Assigned task — Lines in which "right" appears should be pulled from the data below.

------------------------

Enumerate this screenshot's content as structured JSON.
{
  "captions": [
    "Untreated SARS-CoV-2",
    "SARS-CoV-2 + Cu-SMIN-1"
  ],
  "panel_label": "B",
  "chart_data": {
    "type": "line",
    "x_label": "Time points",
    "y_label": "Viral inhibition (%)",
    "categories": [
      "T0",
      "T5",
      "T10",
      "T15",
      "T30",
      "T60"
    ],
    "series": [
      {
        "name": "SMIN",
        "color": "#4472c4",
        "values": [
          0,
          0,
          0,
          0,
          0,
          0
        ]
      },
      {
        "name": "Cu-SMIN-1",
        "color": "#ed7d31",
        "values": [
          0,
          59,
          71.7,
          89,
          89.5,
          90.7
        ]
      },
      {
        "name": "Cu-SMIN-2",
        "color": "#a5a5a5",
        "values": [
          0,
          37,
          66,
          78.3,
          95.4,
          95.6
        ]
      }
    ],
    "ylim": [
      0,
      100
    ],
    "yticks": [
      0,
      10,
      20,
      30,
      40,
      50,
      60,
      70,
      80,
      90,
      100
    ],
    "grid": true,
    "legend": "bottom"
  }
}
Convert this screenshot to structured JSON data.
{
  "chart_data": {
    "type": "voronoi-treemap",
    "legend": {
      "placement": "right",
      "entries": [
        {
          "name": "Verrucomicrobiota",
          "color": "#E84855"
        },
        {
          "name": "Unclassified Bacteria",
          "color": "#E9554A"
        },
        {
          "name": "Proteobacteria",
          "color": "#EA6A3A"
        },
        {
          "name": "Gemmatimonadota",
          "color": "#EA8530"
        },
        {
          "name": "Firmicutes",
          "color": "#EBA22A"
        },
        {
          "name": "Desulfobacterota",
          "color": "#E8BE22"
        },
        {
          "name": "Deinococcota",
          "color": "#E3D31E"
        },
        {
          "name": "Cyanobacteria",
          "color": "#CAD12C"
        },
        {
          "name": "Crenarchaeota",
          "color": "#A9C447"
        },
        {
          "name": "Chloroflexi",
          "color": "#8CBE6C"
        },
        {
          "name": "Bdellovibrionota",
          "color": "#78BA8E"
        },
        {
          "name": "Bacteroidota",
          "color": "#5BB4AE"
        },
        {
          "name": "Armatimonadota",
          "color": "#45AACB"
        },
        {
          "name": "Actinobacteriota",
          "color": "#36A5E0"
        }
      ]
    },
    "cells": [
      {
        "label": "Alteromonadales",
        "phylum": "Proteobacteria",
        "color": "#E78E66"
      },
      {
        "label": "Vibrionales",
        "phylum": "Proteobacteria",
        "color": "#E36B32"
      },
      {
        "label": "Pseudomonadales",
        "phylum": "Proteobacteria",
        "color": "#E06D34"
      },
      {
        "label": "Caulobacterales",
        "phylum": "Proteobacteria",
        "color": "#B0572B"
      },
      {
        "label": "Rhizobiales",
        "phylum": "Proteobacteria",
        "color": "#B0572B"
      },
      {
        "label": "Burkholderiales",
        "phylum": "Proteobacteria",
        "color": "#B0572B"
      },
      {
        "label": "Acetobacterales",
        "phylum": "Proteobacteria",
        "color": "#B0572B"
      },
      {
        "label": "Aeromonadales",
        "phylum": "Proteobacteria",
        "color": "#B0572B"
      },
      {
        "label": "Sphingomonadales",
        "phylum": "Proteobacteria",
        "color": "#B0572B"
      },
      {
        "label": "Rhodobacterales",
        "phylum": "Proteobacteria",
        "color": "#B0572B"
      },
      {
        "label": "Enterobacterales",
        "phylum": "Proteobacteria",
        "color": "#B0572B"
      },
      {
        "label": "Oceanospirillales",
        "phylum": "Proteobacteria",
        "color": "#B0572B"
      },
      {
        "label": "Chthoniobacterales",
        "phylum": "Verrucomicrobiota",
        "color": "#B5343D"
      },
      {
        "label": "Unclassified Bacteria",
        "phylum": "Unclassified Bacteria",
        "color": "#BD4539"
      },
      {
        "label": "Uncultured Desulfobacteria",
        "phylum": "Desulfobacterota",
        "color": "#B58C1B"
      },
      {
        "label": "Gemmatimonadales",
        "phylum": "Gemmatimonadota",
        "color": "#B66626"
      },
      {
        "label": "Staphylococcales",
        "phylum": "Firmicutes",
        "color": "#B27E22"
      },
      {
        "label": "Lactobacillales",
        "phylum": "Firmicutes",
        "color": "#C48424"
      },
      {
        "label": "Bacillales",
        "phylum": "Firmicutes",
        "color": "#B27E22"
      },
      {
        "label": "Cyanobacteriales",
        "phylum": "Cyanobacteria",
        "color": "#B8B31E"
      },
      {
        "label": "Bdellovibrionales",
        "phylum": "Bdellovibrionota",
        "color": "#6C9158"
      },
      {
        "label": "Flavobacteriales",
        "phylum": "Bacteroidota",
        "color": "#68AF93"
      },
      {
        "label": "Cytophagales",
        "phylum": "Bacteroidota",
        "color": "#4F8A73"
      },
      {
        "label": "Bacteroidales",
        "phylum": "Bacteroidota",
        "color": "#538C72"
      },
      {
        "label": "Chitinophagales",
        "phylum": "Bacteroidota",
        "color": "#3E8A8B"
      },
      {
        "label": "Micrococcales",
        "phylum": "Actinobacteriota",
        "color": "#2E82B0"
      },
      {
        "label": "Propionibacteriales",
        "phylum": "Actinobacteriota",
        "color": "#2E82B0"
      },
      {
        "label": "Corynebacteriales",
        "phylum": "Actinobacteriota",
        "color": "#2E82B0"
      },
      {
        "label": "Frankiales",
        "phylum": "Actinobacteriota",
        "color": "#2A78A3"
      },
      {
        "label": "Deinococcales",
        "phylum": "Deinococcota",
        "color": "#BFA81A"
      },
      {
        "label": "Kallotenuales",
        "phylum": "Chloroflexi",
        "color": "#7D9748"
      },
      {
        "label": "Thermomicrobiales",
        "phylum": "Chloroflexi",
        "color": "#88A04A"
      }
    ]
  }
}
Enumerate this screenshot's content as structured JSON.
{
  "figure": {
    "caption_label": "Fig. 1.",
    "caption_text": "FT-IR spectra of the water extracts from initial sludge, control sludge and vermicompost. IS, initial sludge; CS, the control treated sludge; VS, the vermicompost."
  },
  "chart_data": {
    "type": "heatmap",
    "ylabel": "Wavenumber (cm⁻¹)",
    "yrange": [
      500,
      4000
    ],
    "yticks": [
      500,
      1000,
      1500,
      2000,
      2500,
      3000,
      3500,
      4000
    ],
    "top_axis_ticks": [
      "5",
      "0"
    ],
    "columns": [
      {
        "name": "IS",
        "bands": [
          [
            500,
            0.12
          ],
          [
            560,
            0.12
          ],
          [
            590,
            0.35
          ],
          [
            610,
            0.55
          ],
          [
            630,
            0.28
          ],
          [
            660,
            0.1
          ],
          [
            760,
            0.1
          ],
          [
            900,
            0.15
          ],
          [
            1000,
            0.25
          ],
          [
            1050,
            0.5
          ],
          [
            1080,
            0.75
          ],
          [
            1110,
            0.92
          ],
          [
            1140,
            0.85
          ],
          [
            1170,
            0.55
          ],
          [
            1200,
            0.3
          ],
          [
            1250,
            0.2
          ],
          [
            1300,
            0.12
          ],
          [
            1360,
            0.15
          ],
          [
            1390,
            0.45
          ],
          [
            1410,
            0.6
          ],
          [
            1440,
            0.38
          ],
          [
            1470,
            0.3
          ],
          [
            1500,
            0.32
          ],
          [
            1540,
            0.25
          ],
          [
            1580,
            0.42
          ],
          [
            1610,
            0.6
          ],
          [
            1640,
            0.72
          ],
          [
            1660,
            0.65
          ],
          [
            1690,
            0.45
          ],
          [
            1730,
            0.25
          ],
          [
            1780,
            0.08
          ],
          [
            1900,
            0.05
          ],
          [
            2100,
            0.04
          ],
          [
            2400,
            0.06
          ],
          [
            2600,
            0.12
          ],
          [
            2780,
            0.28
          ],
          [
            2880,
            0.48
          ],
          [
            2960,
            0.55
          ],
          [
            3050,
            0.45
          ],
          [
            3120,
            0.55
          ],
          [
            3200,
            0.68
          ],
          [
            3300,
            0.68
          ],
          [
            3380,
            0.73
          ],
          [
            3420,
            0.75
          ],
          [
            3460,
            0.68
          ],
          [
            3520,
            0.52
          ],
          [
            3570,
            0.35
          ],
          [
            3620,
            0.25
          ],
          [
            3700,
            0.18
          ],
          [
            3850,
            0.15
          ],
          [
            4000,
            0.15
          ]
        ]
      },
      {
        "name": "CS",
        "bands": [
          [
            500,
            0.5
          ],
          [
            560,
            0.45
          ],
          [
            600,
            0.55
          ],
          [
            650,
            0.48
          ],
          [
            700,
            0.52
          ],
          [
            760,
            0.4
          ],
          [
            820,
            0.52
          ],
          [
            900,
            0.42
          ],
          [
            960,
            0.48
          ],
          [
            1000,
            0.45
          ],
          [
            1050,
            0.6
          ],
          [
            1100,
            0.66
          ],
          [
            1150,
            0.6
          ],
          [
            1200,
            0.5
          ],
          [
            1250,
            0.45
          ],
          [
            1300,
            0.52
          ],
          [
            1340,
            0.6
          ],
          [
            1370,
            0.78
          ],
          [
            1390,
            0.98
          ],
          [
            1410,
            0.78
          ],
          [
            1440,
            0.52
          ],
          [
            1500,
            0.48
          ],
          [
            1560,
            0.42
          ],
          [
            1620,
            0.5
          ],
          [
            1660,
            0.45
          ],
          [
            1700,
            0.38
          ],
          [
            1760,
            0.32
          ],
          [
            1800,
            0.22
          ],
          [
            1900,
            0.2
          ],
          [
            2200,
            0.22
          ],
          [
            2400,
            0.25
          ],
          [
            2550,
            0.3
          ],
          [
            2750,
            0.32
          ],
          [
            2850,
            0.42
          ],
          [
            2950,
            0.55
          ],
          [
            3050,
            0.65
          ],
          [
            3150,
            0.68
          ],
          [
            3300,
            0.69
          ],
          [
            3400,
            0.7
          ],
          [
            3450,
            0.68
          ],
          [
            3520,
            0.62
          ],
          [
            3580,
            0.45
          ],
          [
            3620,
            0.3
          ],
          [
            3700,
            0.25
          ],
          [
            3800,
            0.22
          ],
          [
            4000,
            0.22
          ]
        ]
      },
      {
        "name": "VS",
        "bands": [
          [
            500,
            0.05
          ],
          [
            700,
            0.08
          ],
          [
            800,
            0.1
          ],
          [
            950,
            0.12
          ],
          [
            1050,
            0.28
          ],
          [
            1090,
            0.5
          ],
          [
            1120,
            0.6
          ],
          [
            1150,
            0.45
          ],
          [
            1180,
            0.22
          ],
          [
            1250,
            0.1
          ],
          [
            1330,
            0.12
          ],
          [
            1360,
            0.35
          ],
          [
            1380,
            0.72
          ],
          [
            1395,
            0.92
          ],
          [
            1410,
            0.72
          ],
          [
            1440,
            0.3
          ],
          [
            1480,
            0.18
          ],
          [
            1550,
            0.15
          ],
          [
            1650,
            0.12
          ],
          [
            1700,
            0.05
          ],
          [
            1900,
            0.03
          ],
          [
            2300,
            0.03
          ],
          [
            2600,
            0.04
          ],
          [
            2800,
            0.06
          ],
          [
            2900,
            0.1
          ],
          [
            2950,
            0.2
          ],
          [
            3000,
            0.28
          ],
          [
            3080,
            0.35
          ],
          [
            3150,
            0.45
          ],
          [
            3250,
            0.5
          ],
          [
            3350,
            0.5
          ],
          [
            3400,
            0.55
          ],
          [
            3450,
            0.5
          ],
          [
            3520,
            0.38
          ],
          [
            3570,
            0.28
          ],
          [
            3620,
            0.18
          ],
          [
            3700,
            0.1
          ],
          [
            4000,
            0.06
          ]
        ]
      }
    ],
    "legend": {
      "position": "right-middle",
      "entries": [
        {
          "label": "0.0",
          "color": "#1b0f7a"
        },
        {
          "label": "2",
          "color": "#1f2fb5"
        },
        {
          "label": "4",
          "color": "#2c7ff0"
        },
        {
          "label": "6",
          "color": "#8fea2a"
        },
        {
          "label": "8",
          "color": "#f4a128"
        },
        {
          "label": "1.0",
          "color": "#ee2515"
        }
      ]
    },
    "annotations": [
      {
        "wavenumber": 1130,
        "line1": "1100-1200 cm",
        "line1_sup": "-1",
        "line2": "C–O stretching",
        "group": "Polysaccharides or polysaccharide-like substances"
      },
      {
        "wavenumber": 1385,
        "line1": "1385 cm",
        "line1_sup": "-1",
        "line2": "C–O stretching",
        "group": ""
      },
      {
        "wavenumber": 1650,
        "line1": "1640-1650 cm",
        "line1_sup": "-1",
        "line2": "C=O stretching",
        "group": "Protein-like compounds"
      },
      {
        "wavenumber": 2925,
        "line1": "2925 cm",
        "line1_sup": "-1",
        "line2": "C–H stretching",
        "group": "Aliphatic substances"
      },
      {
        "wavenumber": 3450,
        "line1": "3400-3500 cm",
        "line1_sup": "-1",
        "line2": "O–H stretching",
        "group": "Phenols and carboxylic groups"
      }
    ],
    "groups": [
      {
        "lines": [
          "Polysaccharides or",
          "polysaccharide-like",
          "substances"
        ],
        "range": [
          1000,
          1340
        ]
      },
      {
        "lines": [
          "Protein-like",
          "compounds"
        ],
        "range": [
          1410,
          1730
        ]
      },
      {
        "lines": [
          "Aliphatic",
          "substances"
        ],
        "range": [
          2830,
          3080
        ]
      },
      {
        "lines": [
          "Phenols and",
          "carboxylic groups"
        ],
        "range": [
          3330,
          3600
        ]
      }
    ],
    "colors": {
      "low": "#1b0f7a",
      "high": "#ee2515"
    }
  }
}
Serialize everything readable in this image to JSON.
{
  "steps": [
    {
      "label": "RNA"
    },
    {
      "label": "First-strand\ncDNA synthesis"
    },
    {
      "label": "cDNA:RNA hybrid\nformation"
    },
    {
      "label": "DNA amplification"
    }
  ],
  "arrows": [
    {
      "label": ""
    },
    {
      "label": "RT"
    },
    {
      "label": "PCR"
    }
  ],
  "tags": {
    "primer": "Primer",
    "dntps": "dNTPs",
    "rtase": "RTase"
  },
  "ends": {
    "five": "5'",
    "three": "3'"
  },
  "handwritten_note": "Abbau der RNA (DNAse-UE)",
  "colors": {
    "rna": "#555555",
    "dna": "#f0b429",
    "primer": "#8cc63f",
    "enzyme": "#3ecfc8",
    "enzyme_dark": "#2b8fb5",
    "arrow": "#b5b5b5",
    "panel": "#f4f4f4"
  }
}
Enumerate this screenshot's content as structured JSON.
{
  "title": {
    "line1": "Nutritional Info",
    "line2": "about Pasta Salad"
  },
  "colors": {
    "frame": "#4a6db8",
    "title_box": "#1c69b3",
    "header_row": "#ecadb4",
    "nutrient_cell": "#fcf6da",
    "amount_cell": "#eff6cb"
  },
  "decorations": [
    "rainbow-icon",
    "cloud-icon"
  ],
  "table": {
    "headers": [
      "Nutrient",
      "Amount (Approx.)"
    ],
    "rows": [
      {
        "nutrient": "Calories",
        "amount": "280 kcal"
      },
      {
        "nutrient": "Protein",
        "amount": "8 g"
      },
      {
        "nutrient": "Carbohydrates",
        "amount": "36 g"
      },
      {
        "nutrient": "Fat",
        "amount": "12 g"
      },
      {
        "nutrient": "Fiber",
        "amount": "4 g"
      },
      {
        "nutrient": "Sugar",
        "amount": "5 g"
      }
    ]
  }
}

------------------------

Solved exercise —
      "placement": "right",
      "position": "right-middle",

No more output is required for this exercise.